• Dataset:
--------------------
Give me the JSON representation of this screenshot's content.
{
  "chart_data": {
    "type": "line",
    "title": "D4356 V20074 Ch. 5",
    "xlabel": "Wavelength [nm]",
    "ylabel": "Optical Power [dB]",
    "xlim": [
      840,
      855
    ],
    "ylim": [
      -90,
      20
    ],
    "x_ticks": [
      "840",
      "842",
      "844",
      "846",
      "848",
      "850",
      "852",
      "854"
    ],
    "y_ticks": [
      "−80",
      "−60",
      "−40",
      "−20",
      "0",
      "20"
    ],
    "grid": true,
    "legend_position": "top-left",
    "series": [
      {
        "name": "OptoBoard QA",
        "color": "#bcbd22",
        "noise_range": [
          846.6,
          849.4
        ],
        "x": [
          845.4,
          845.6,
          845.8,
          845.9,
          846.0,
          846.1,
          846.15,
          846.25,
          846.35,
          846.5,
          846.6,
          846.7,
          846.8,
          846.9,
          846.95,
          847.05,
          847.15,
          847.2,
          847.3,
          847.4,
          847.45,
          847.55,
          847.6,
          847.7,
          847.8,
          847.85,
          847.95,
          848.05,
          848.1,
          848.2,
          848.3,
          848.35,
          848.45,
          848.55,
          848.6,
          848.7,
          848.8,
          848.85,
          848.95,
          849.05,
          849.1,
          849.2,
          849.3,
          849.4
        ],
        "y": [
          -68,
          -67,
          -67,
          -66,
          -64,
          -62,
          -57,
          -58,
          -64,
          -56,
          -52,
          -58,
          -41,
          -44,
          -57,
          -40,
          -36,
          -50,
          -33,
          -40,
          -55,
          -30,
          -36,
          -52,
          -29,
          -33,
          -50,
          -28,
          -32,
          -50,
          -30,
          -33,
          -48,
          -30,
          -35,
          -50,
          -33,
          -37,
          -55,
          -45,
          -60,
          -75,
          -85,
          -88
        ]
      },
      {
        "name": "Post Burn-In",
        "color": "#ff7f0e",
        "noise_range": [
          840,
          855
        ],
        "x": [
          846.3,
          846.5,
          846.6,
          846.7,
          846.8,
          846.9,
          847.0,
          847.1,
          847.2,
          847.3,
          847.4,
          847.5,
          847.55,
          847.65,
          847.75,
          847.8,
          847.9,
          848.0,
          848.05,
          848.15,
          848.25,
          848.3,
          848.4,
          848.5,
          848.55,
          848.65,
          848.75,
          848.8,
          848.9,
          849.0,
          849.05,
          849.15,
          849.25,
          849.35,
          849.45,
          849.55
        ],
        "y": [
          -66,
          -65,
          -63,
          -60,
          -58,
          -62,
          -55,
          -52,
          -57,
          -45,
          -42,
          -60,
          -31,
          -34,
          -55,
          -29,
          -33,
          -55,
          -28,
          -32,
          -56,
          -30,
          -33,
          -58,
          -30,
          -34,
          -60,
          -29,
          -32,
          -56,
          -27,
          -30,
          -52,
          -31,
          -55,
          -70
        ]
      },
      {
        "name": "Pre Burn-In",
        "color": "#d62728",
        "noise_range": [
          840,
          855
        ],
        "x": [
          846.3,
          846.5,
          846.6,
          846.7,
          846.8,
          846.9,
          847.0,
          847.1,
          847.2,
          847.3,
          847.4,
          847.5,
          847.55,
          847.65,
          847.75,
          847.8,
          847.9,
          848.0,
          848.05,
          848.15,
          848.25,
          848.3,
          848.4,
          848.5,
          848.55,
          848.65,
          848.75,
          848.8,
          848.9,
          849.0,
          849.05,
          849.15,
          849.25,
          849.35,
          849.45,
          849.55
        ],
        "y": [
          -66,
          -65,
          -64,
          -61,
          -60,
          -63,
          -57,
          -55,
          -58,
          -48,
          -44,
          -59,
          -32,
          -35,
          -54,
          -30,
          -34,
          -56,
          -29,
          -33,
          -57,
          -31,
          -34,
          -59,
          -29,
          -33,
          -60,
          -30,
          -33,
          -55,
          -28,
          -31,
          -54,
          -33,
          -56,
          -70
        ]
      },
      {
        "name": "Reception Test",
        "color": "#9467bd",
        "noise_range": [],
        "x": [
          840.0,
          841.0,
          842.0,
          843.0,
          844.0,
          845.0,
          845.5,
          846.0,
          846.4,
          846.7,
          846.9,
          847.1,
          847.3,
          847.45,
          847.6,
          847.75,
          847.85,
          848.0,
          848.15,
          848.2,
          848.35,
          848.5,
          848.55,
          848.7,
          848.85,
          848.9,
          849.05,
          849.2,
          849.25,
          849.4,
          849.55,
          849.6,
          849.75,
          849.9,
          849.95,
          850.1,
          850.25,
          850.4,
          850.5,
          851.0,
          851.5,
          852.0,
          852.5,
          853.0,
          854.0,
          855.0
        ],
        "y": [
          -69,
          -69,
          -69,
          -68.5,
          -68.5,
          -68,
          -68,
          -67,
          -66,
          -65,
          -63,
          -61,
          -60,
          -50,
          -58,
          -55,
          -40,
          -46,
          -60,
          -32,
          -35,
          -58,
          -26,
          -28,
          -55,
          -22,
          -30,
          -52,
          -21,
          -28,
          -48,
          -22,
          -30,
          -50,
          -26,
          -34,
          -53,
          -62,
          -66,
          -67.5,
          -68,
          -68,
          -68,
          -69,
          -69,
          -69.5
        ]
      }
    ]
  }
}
--------------------
• Task statement:
Please repeat the listing above in full and exactly.

• Response to this exercise:
Give me the JSON representation of this screenshot's content.
{
  "chart_data": {
    "type": "line",
    "title": "D4356 V20074 Ch. 5",
    "xlabel": "Wavelength [nm]",
    "ylabel": "Optical Power [dB]",
    "xlim": [
      840,
      855
    ],
    "ylim": [
      -90,
      20
    ],
    "x_ticks": [
      "840",
      "842",
      "844",
      "846",
      "848",
      "850",
      "852",
      "854"
    ],
    "y_ticks": [
      "−80",
      "−60",
      "−40",
      "−20",
      "0",
      "20"
    ],
    "grid": true,
    "legend_position": "top-left",
    "series": [
      {
        "name": "OptoBoard QA",
        "color": "#bcbd22",
        "noise_range": [
          846.6,
          849.4
        ],
        "x": [
          845.4,
          845.6,
          845.8,
          845.9,
          846.0,
          846.1,
          846.15,
          846.25,
          846.35,
          846.5,
          846.6,
          846.7,
          846.8,
          846.9,
          846.95,
          847.05,
          847.15,
          847.2,
          847.3,
          847.4,
          847.45,
          847.55,
          847.6,
          847.7,
          847.8,
          847.85,
          847.95,
          848.05,
          848.1,
          848.2,
          848.3,
          848.35,
          848.45,
          848.55,
          848.6,
          848.7,
          848.8,
          848.85,
          848.95,
          849.05,
          849.1,
          849.2,
          849.3,
          849.4
        ],
        "y": [
          -68,
          -67,
          -67,
          -66,
          -64,
          -62,
          -57,
          -58,
          -64,
          -56,
          -52,
          -58,
          -41,
          -44,
          -57,
          -40,
          -36,
          -50,
          -33,
          -40,
          -55,
          -30,
          -36,
          -52,
          -29,
          -33,
          -50,
          -28,
          -32,
          -50,
          -30,
          -33,
          -48,
          -30,
          -35,
          -50,
          -33,
          -37,
          -55,
          -45,
          -60,
          -75,
          -85,
          -88
        ]
      },
      {
        "name": "Post Burn-In",
        "color": "#ff7f0e",
        "noise_range": [
          840,
          855
        ],
        "x": [
          846.3,
          846.5,
          846.6,
          846.7,
          846.8,
          846.9,
          847.0,
          847.1,
          847.2,
          847.3,
          847.4,
          847.5,
          847.55,
          847.65,
          847.75,
          847.8,
          847.9,
          848.0,
          848.05,
          848.15,
          848.25,
          848.3,
          848.4,
          848.5,
          848.55,
          848.65,
          848.75,
          848.8,
          848.9,
          849.0,
          849.05,
          849.15,
          849.25,
          849.35,
          849.45,
          849.55
        ],
        "y": [
          -66,
          -65,
          -63,
          -60,
          -58,
          -62,
          -55,
          -52,
          -57,
          -45,
          -42,
          -60,
          -31,
          -34,
          -55,
          -29,
          -33,
          -55,
          -28,
          -32,
          -56,
          -30,
          -33,
          -58,
          -30,
          -34,
          -60,
          -29,
          -32,
          -56,
          -27,
          -30,
          -52,
          -31,
          -55,
          -70
        ]
      },
      {
        "name": "Pre Burn-In",
        "color": "#d62728",
        "noise_range": [
          840,
          855
        ],
        "x": [
          846.3,
          846.5,
          846.6,
          846.7,
          846.8,
          846.9,
          847.0,
          847.1,
          847.2,
          847.3,
          847.4,
          847.5,
          847.55,
          847.65,
          847.75,
          847.8,
          847.9,
          848.0,
          848.05,
          848.15,
          848.25,
          848.3,
          848.4,
          848.5,
          848.55,
          848.65,
          848.75,
          848.8,
          848.9,
          849.0,
          849.05,
          849.15,
          849.25,
          849.35,
          849.45,
          849.55
        ],
        "y": [
          -66,
          -65,
          -64,
          -61,
          -60,
          -63,
          -57,
          -55,
          -58,
          -48,
          -44,
          -59,
          -32,
          -35,
          -54,
          -30,
          -34,
          -56,
          -29,
          -33,
          -57,
          -31,
          -34,
          -59,
          -29,
          -33,
          -60,
          -30,
          -33,
          -55,
          -28,
          -31,
          -54,
          -33,
          -56,
          -70
        ]
      },
      {
        "name": "Reception Test",
        "color": "#9467bd",
        "noise_range": [],
        "x": [
          840.0,
          841.0,
          842.0,
          843.0,
          844.0,
          845.0,
          845.5,
          846.0,
          846.4,
          846.7,
          846.9,
          847.1,
          847.3,
          847.45,
          847.6,
          847.75,
          847.85,
          848.0,
          848.15,
          848.2,
          848.35,
          848.5,
          848.55,
          848.7,
          848.85,
          848.9,
          849.05,
          849.2,
          849.25,
          849.4,
          849.55,
          849.6,
          849.75,
          849.9,
          849.95,
          850.1,
          850.25,
          850.4,
          850.5,
          851.0,
          851.5,
          852.0,
          852.5,
          853.0,
          854.0,
          855.0
        ],
        "y": [
          -69,
          -69,
          -69,
          -68.5,
          -68.5,
          -68,
          -68,
          -67,
          -66,
          -65,
          -63,
          -61,
          -60,
          -50,
          -58,
          -55,
          -40,
          -46,
          -60,
          -32,
          -35,
          -58,
          -26,
          -28,
          -55,
          -22,
          -30,
          -52,
          -21,
          -28,
          -48,
          -22,
          -30,
          -50,
          -26,
          -34,
          -53,
          -62,
          -66,
          -67.5,
          -68,
          -68,
          -68,
          -69,
          -69,
          -69.5
        ]
      }
    ]
  }
}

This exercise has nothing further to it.